--- start of Provided information ---
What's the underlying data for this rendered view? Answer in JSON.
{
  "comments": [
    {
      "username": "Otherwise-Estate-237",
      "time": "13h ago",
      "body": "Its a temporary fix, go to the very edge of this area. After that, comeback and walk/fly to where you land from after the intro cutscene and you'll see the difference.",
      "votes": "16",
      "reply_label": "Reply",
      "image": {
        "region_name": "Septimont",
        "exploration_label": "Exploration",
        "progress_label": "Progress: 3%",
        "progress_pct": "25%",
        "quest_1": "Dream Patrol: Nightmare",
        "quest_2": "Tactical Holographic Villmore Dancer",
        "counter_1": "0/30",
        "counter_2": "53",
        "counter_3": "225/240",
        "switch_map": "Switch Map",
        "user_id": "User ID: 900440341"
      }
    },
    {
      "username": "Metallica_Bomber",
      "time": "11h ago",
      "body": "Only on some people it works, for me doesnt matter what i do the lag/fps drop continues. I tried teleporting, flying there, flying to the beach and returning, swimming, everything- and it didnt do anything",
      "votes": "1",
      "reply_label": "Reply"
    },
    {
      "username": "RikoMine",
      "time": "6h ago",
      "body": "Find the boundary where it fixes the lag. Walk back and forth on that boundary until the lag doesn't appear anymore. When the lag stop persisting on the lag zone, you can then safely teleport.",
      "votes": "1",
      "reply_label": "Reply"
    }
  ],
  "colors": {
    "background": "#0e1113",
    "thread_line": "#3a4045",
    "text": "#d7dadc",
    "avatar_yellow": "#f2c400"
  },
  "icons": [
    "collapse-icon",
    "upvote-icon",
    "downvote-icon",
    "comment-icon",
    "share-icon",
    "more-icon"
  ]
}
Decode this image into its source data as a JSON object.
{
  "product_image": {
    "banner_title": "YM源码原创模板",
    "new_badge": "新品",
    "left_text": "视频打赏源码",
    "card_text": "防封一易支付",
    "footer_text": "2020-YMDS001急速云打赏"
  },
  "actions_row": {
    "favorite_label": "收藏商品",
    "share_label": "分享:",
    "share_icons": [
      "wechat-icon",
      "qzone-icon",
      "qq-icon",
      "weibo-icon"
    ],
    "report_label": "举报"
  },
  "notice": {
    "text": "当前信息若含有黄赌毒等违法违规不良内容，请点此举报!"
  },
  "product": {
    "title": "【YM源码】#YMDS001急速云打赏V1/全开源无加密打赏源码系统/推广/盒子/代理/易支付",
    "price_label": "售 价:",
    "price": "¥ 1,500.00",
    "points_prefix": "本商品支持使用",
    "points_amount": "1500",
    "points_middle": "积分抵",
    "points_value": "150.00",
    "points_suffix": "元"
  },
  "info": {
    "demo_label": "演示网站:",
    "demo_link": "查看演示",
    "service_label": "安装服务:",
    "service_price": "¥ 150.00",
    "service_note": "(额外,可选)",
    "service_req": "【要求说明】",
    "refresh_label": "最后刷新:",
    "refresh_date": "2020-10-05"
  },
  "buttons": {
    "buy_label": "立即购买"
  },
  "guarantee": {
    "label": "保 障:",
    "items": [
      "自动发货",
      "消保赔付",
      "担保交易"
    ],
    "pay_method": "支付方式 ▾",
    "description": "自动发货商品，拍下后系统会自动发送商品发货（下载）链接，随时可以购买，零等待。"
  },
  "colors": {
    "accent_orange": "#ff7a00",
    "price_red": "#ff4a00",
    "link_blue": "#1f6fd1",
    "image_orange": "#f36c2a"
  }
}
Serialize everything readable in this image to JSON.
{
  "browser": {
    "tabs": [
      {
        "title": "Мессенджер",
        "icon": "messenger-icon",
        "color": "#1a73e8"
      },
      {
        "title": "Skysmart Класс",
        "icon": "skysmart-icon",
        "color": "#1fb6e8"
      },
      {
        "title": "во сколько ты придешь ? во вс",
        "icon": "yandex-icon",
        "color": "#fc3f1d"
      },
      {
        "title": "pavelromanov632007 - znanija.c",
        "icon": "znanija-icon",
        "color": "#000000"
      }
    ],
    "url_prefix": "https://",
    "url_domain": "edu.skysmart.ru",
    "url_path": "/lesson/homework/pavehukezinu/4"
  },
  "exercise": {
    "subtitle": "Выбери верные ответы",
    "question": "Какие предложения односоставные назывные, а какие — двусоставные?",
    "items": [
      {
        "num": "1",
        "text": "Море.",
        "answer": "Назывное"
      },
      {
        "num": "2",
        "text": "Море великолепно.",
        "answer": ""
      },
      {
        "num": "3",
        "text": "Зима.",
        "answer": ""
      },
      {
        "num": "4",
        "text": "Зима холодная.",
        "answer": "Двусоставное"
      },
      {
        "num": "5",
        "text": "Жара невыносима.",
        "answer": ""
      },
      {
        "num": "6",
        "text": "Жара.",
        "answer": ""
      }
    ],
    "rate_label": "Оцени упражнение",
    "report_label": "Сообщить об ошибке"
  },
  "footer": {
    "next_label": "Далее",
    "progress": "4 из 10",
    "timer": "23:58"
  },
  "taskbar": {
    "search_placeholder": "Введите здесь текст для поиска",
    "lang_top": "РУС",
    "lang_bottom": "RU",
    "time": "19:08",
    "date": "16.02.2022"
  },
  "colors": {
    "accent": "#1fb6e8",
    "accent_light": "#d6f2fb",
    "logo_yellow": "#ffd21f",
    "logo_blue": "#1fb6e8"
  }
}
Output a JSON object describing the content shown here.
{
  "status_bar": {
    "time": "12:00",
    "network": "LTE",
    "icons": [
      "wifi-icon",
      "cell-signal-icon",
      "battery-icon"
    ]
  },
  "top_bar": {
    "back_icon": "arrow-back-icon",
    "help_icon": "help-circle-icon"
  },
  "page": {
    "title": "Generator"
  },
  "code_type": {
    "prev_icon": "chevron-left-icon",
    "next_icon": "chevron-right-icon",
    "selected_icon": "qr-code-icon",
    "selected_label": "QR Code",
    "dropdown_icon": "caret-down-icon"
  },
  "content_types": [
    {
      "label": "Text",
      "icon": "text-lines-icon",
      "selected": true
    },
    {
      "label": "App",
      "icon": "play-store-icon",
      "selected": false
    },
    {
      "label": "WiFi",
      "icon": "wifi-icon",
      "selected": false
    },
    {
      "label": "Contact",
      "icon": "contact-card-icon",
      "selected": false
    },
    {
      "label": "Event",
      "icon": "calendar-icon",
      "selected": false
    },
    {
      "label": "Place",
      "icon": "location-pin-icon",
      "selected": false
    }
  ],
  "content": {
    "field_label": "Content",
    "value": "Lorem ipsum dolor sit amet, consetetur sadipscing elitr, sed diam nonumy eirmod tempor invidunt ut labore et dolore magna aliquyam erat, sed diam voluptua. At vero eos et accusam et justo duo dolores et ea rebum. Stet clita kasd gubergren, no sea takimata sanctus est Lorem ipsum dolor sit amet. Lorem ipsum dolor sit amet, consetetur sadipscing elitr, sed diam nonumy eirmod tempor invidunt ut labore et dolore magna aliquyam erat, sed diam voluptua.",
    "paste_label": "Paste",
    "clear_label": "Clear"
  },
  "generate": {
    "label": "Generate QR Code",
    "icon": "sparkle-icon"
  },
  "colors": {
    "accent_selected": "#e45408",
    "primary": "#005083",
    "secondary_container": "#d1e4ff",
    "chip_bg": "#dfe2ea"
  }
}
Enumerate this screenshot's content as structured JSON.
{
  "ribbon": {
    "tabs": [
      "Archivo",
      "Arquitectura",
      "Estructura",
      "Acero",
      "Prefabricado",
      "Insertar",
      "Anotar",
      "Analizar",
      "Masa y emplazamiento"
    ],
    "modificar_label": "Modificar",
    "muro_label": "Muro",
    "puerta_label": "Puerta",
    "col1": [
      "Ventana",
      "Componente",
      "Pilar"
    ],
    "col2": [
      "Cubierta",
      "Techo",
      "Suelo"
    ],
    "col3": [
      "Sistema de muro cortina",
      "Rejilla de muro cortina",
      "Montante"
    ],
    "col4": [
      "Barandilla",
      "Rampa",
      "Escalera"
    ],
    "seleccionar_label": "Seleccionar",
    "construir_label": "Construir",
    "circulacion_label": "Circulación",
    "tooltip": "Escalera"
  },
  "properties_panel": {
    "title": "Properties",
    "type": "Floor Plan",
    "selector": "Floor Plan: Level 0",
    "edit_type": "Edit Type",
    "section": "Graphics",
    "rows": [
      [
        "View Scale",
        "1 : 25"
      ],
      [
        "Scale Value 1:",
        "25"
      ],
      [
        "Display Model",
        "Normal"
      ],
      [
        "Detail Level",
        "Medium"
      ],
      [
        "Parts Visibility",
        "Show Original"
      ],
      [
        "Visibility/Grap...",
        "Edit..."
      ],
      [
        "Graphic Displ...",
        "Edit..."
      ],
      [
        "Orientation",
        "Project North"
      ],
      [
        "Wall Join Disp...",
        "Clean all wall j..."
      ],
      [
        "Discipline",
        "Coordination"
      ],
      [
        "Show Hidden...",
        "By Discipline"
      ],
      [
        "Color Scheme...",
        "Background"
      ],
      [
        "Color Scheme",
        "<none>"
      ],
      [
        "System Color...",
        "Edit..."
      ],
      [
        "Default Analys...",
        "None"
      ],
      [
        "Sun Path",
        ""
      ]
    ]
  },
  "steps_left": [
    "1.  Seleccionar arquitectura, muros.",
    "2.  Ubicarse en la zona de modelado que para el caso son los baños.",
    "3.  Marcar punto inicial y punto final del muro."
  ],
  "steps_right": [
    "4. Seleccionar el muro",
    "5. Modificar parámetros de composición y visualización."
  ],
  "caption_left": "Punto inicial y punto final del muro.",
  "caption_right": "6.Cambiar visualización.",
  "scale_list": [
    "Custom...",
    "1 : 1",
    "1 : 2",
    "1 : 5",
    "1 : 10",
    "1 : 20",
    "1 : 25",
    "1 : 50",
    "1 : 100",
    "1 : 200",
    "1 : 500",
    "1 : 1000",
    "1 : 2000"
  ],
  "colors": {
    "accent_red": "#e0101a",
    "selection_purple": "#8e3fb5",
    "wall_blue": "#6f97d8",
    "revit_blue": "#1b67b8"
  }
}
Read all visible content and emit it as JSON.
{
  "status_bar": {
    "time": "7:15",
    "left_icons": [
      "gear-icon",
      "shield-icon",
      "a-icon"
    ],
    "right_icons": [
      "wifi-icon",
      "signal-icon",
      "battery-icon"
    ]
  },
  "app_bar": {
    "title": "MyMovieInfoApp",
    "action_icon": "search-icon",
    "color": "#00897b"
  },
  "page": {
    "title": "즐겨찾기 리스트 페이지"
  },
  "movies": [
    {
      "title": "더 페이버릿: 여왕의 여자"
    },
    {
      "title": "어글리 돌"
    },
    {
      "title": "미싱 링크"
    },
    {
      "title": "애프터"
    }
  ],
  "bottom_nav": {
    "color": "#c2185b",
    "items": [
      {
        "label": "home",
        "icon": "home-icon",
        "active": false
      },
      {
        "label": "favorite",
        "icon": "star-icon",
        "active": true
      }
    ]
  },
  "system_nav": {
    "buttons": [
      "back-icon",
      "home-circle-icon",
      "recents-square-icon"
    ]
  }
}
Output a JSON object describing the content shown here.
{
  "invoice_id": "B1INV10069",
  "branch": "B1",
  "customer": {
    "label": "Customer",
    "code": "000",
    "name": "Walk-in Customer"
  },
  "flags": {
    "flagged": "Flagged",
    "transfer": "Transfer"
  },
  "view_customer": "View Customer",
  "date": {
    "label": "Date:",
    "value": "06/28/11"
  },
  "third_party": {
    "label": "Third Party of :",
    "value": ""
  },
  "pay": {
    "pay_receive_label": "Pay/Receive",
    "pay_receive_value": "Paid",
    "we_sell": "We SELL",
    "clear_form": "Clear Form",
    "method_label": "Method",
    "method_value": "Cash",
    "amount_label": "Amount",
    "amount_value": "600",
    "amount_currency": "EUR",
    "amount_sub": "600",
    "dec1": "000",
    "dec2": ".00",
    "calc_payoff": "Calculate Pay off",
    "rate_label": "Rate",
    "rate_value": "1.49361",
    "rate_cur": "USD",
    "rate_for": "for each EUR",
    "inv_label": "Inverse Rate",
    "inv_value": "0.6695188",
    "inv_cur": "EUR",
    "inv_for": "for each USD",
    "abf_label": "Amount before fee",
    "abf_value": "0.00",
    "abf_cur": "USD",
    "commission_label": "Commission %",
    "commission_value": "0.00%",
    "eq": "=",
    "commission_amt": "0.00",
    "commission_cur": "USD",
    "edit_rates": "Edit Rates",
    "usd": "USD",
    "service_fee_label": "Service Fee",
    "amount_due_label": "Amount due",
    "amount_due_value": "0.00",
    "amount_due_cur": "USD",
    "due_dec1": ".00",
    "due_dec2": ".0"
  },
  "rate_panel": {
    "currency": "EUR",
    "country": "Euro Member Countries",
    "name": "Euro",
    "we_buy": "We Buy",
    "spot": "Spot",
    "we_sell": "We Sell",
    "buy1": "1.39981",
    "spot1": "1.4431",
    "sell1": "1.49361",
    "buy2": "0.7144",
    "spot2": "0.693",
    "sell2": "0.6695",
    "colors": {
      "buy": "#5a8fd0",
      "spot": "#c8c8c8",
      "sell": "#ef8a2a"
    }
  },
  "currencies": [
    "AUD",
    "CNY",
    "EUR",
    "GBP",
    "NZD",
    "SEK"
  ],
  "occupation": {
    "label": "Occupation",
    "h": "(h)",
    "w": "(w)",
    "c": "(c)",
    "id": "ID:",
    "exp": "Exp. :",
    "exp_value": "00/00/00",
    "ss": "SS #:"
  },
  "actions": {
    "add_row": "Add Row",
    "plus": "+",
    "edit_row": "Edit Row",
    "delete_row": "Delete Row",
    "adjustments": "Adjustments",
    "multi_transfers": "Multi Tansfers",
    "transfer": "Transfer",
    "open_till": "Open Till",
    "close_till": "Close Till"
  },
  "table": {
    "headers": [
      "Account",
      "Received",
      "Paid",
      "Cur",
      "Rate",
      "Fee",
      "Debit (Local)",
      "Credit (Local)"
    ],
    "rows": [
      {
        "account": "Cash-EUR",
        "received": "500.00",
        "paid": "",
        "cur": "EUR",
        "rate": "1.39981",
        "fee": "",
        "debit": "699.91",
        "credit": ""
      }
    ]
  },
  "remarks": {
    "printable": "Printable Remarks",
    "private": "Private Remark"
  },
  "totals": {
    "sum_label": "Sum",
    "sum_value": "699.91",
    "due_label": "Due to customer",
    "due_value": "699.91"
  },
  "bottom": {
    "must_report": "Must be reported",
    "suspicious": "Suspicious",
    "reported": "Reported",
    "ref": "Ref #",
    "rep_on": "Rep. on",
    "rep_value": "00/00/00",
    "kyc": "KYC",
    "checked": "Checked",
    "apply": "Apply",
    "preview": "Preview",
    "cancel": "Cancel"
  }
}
--- end of Provided information ---
= Direction =
Give nothing but the number of lines containing the string "everything".

= Task answer =
2